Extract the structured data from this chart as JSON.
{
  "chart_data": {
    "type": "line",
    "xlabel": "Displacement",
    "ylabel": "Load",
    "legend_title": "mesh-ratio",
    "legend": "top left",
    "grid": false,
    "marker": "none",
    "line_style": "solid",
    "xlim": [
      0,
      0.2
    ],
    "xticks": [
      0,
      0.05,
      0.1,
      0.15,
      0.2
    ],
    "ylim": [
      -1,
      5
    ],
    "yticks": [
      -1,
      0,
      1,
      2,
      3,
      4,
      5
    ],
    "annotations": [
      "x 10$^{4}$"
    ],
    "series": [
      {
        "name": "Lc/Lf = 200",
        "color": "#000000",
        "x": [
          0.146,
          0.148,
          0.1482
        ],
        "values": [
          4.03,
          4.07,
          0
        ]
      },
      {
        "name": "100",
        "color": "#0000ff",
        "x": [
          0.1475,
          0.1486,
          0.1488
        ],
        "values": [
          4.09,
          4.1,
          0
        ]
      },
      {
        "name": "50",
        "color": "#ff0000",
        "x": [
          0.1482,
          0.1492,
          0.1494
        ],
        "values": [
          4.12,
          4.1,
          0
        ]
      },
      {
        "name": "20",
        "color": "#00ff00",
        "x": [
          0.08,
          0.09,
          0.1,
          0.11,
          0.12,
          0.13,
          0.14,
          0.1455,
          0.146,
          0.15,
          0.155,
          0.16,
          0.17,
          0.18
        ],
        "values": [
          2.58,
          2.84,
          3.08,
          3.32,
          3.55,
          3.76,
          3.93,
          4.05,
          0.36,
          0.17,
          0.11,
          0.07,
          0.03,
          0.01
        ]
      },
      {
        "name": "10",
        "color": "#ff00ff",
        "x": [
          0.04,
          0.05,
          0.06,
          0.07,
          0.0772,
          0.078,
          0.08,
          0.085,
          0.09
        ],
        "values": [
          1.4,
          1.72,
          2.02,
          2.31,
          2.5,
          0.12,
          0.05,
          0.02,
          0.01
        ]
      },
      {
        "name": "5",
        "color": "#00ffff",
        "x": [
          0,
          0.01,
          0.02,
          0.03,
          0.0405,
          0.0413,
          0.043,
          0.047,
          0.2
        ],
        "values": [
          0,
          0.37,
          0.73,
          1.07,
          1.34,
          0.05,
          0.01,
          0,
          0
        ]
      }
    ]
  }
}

+---+

Stated problem: Please restate the records in full, word for word.

Final answer:
Extract the structured data from this chart as JSON.
{
  "chart_data": {
    "type": "line",
    "xlabel": "Displacement",
    "ylabel": "Load",
    "legend_title": "mesh-ratio",
    "legend": "top left",
    "grid": false,
    "marker": "none",
    "line_style": "solid",
    "xlim": [
      0,
      0.2
    ],
    "xticks": [
      0,
      0.05,
      0.1,
      0.15,
      0.2
    ],
    "ylim": [
      -1,
      5
    ],
    "yticks": [
      -1,
      0,
      1,
      2,
      3,
      4,
      5
    ],
    "annotations": [
      "x 10$^{4}$"
    ],
    "series": [
      {
        "name": "Lc/Lf = 200",
        "color": "#000000",
        "x": [
          0.146,
          0.148,
          0.1482
        ],
        "values": [
          4.03,
          4.07,
          0
        ]
      },
      {
        "name": "100",
        "color": "#0000ff",
        "x": [
          0.1475,
          0.1486,
          0.1488
        ],
        "values": [
          4.09,
          4.1,
          0
        ]
      },
      {
        "name": "50",
        "color": "#ff0000",
        "x": [
          0.1482,
          0.1492,
          0.1494
        ],
        "values": [
          4.12,
          4.1,
          0
        ]
      },
      {
        "name": "20",
        "color": "#00ff00",
        "x": [
          0.08,
          0.09,
          0.1,
          0.11,
          0.12,
          0.13,
          0.14,
          0.1455,
          0.146,
          0.15,
          0.155,
          0.16,
          0.17,
          0.18
        ],
        "values": [
          2.58,
          2.84,
          3.08,
          3.32,
          3.55,
          3.76,
          3.93,
          4.05,
          0.36,
          0.17,
          0.11,
          0.07,
          0.03,
          0.01
        ]
      },
      {
        "name": "10",
        "color": "#ff00ff",
        "x": [
          0.04,
          0.05,
          0.06,
          0.07,
          0.0772,
          0.078,
          0.08,
          0.085,
          0.09
        ],
        "values": [
          1.4,
          1.72,
          2.02,
          2.31,
          2.5,
          0.12,
          0.05,
          0.02,
          0.01
        ]
      },
      {
        "name": "5",
        "color": "#00ffff",
        "x": [
          0,
          0.01,
          0.02,
          0.03,
          0.0405,
          0.0413,
          0.043,
          0.047,
          0.2
        ],
        "values": [
          0,
          0.37,
          0.73,
          1.07,
          1.34,
          0.05,
          0.01,
          0,
          0
        ]
      }
    ]
  }
}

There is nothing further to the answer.